Stored data:
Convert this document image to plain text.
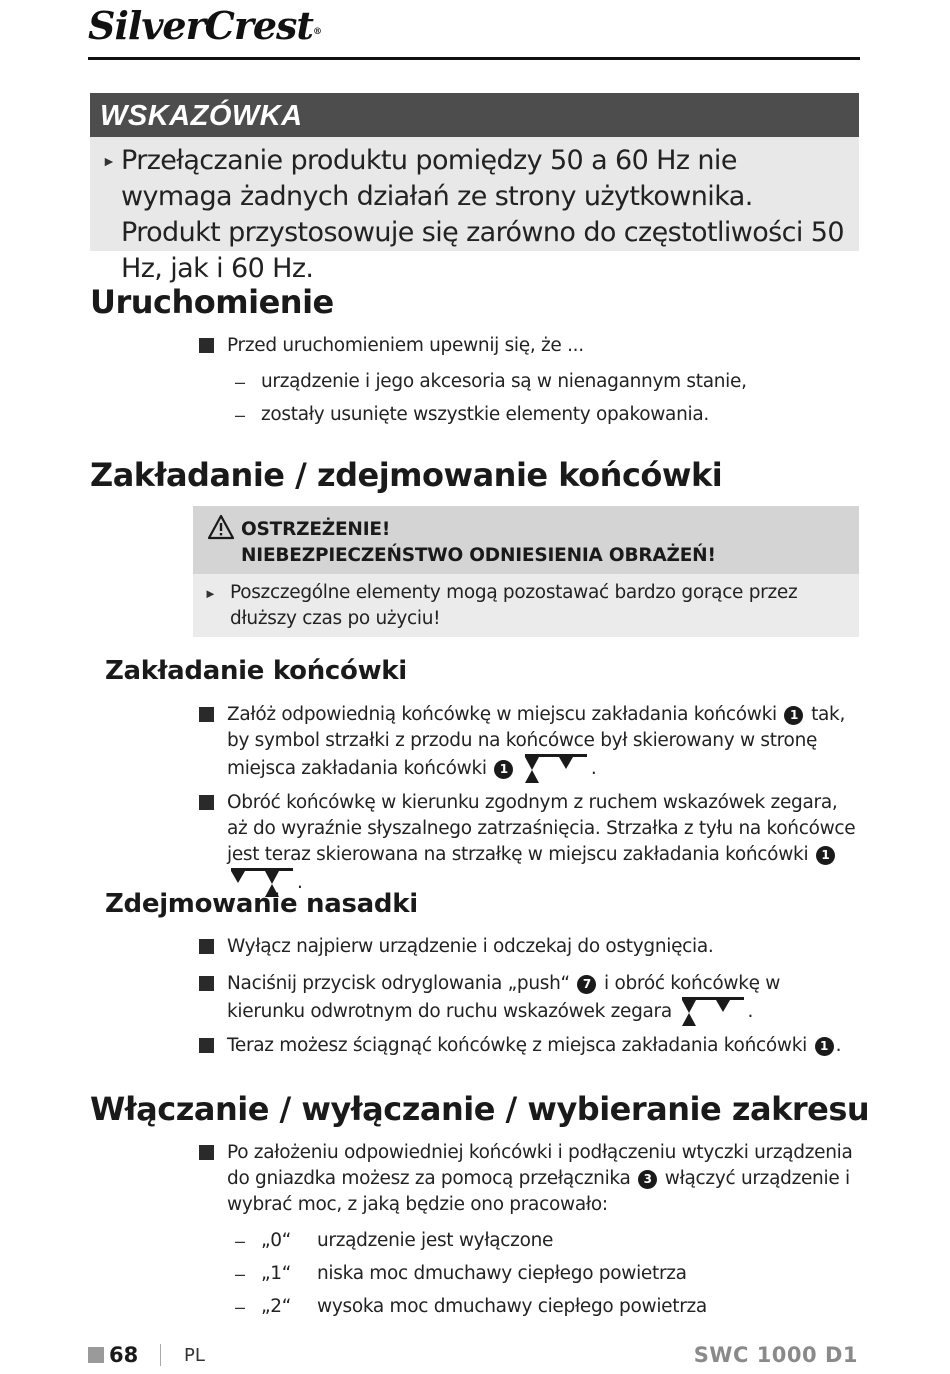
SilverCrest®
WSKAZÓWKA
► Przełączanie produktu pomiędzy 50 a 60 Hz nie wymaga żadnych działań ze strony użytkownika. Produkt przystosowuje się zarówno do częstotliwości 50 Hz, jak i 60 Hz.
Uruchomienie
Przed uruchomieniem upewnij się, że ...
– urządzenie i jego akcesoria są w nienagannym stanie,
– zostały usunięte wszystkie elementy opakowania.
Zakładanie / zdejmowanie końcówki
OSTRZEŻENIE!
NIEBEZPIECZEŃSTWO ODNIESIENIA OBRAŻEŃ!
► Poszczególne elementy mogą pozostawać bardzo gorące przez dłuższy czas po użyciu!
Zakładanie końcówki
Załóż odpowiednią końcówkę w miejscu zakładania końcówki 1 tak, by symbol strzałki z przodu na końcówce był skierowany w stronę miejsca zakładania końcówki 1	.
Obróć końcówkę w kierunku zgodnym z ruchem wskazówek zegara, aż do wyraźnie słyszalnego zatrzaśnięcia. Strzałka z tyłu na końcówce jest teraz skierowana na strzałkę w miejscu zakładania końcówki 1 .
Zdejmowanie nasadki
Wyłącz najpierw urządzenie i odczekaj do ostygnięcia.
Naciśnij przycisk odryglowania „push“ 7 i obróć końcówkę w kierunku odwrotnym do ruchu wskazówek zegara	.
Teraz możesz ściągnąć końcówkę z miejsca zakładania końcówki 1 .
Włączanie / wyłączanie / wybieranie zakresu
Po założeniu odpowiedniej końcówki i podłączeniu wtyczki urządzenia do gniazdka możesz za pomocą przełącznika 3 włączyć urządzenie i wybrać moc, z jaką będzie ono pracowało:
– „0“ urządzenie jest wyłączone
– „1“ niska moc dmuchawy ciepłego powietrza
– „2“ wysoka moc dmuchawy ciepłego powietrza
68	PL	SWC 1000 D1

Instructions to follow:
Copy every record above exactly, leaving out the pictures.

Task solution:
Convert this document image to plain text.
SilverCrest®
WSKAZÓWKA
► Przełączanie produktu pomiędzy 50 a 60 Hz nie wymaga żadnych działań ze strony użytkownika. Produkt przystosowuje się zarówno do częstotliwości 50 Hz, jak i 60 Hz.
Uruchomienie
Przed uruchomieniem upewnij się, że ...
– urządzenie i jego akcesoria są w nienagannym stanie,
– zostały usunięte wszystkie elementy opakowania.
Zakładanie / zdejmowanie końcówki
OSTRZEŻENIE!
NIEBEZPIECZEŃSTWO ODNIESIENIA OBRAŻEŃ!
► Poszczególne elementy mogą pozostawać bardzo gorące przez dłuższy czas po użyciu!
Zakładanie końcówki
Załóż odpowiednią końcówkę w miejscu zakładania końcówki 1 tak, by symbol strzałki z przodu na końcówce był skierowany w stronę miejsca zakładania końcówki 1	.
Obróć końcówkę w kierunku zgodnym z ruchem wskazówek zegara, aż do wyraźnie słyszalnego zatrzaśnięcia. Strzałka z tyłu na końcówce jest teraz skierowana na strzałkę w miejscu zakładania końcówki 1 .
Zdejmowanie nasadki
Wyłącz najpierw urządzenie i odczekaj do ostygnięcia.
Naciśnij przycisk odryglowania „push“ 7 i obróć końcówkę w kierunku odwrotnym do ruchu wskazówek zegara	.
Teraz możesz ściągnąć końcówkę z miejsca zakładania końcówki 1 .
Włączanie / wyłączanie / wybieranie zakresu
Po założeniu odpowiedniej końcówki i podłączeniu wtyczki urządzenia do gniazdka możesz za pomocą przełącznika 3 włączyć urządzenie i wybrać moc, z jaką będzie ono pracowało:
– „0“ urządzenie jest wyłączone
– „1“ niska moc dmuchawy ciepłego powietrza
– „2“ wysoka moc dmuchawy ciepłego powietrza
68	PL	SWC 1000 D1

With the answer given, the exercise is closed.